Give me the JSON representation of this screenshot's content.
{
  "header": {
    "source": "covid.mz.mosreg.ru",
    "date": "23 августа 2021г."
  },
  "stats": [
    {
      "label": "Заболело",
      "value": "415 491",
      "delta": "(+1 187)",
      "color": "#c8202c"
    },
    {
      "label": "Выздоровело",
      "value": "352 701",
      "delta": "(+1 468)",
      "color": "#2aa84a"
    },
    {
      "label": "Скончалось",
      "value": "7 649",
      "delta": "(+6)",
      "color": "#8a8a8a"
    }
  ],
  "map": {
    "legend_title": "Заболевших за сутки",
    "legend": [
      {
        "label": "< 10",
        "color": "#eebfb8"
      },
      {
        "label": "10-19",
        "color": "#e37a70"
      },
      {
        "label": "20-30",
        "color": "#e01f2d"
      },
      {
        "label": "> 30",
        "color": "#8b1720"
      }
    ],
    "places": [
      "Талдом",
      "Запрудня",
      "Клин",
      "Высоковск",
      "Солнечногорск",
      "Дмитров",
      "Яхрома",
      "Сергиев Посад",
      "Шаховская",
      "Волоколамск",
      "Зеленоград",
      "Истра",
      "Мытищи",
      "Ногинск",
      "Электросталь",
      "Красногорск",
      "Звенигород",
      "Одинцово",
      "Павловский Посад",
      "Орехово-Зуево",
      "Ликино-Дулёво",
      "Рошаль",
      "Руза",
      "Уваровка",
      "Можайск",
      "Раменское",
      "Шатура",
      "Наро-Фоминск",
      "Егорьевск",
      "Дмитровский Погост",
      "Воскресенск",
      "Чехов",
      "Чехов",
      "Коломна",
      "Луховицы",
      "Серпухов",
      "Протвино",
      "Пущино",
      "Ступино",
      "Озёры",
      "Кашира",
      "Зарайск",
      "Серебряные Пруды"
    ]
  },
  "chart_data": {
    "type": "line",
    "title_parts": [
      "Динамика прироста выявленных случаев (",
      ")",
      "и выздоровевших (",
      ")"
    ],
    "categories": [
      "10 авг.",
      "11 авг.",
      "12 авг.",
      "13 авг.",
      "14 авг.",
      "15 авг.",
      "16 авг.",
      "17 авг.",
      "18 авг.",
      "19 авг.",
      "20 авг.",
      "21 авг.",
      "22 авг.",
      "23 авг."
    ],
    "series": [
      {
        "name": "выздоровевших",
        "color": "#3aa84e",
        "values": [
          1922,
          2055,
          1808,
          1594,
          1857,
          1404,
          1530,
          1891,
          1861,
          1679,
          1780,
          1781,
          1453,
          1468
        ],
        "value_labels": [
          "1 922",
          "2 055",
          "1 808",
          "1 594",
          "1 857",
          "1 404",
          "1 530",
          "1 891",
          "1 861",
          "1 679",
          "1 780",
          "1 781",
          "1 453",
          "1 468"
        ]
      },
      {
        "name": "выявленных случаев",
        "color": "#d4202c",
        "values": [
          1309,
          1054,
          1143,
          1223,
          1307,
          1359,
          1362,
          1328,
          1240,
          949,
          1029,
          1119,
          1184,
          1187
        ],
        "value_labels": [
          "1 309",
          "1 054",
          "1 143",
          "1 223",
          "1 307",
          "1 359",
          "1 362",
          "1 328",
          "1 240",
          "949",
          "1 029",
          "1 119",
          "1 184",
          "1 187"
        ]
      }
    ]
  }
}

▬▬▬

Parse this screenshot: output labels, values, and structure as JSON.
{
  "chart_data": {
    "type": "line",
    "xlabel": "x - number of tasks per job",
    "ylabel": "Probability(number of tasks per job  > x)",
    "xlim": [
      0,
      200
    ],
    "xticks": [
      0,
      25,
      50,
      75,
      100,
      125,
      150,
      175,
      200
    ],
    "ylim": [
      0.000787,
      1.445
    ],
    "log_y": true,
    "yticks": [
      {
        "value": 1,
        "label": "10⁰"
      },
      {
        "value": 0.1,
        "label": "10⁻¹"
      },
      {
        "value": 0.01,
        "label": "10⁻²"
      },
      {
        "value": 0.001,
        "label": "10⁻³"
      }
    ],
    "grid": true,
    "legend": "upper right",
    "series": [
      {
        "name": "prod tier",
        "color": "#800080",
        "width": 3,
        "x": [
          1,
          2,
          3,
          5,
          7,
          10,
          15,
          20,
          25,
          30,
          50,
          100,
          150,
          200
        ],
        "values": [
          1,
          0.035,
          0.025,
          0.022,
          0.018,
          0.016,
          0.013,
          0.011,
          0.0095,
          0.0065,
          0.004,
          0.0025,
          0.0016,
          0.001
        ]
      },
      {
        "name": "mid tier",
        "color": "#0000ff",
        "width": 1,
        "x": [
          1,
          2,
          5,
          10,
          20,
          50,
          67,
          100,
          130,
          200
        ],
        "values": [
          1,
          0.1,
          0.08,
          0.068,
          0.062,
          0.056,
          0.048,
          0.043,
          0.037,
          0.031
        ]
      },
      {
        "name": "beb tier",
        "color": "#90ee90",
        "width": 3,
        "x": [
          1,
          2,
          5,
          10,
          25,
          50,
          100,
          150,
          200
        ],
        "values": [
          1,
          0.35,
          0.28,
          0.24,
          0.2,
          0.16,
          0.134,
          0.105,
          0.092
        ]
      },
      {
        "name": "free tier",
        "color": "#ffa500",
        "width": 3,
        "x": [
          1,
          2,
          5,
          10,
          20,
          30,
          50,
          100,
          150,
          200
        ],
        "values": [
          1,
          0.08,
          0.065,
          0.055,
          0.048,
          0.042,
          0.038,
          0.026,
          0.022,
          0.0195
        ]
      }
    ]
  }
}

▬▬▬

### [What to produce]
Go through the records and pull out each line that includes the word "this".

### [Output below]
Give me the JSON representation of this screenshot's content.
Parse this screenshot: output labels, values, and structure as JSON.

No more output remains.